Some records:
··········

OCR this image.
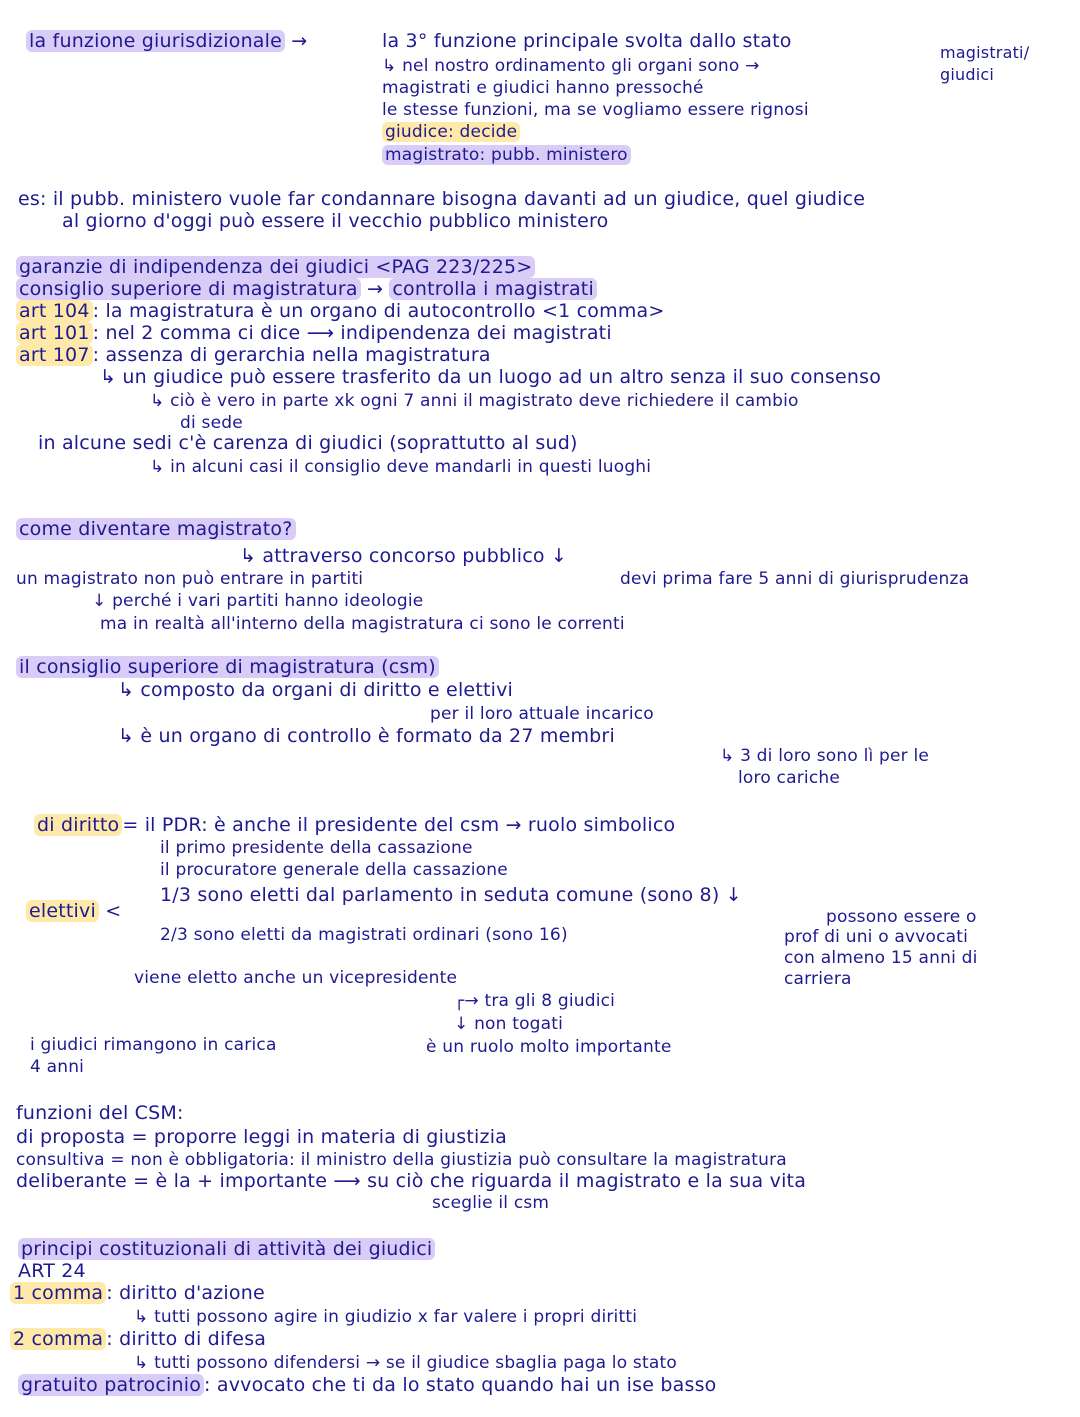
la funzione giurisdizionale →	la 3° funzione principale svolta dallo stato
↳ nel nostro ordinamento gli organi sono →
magistrati/
giudici
magistrati e giudici hanno pressoché
le stesse funzioni, ma se vogliamo essere rignosi
giudice: decide
magistrato: pubb. ministero
es: il pubb. ministero vuole far condannare bisogna davanti ad un giudice, quel giudice
al giorno d'oggi può essere il vecchio pubblico ministero
garanzie di indipendenza dei giudici <PAG 223/225>
consiglio superiore di magistratura → controlla i magistrati
art 104 : la magistratura è un organo di autocontrollo <1 comma>
art 101 : nel 2 comma ci dice ⟶ indipendenza dei magistrati
art 107 : assenza di gerarchia nella magistratura
↳ un giudice può essere trasferito da un luogo ad un altro senza il suo consenso
↳ ciò è vero in parte xk ogni 7 anni il magistrato deve richiedere il cambio
di sede
in alcune sedi c'è carenza di giudici (soprattutto al sud)
↳ in alcuni casi il consiglio deve mandarli in questi luoghi
come diventare magistrato?
↳ attraverso concorso pubblico ↓
un magistrato non può entrare in partiti	devi prima fare 5 anni di giurisprudenza
↓ perché i vari partiti hanno ideologie
ma in realtà all'interno della magistratura ci sono le correnti
il consiglio superiore di magistratura (csm)
↳ composto da organi di diritto e elettivi
per il loro attuale incarico
↳ è un organo di controllo è formato da 27 membri
↳ 3 di loro sono lì per le
loro cariche
di diritto = il PDR: è anche il presidente del csm → ruolo simbolico
il primo presidente della cassazione
il procuratore generale della cassazione
elettivi <
1/3 sono eletti dal parlamento in seduta comune (sono 8) ↓
2/3 sono eletti da magistrati ordinari (sono 16)
possono essere o
prof di uni o avvocati
con almeno 15 anni di
carriera
viene eletto anche un vicepresidente
┌→ tra gli 8 giudici
↓ non togati
è un ruolo molto importante
i giudici rimangono in carica
4 anni
funzioni del CSM:
di proposta = proporre leggi in materia di giustizia
consultiva = non è obbligatoria: il ministro della giustizia può consultare la magistratura
deliberante = è la + importante ⟶ su ciò che riguarda il magistrato e la sua vita
sceglie il csm
principi costituzionali di attività dei giudici
ART 24
1 comma : diritto d'azione
↳ tutti possono agire in giudizio x far valere i propri diritti
2 comma : diritto di difesa
↳ tutti possono difendersi → se il giudice sbaglia paga lo stato
gratuito patrocinio : avvocato che ti da lo stato quando hai un ise basso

··········

=== Given task ===
Copy out all lines from the material above that contain the string "deve".

=== Written response ===
↳ ciò è vero in parte xk ogni 7 anni il magistrato deve richiedere il cambio
↳ in alcuni casi il consiglio deve mandarli in questi luoghi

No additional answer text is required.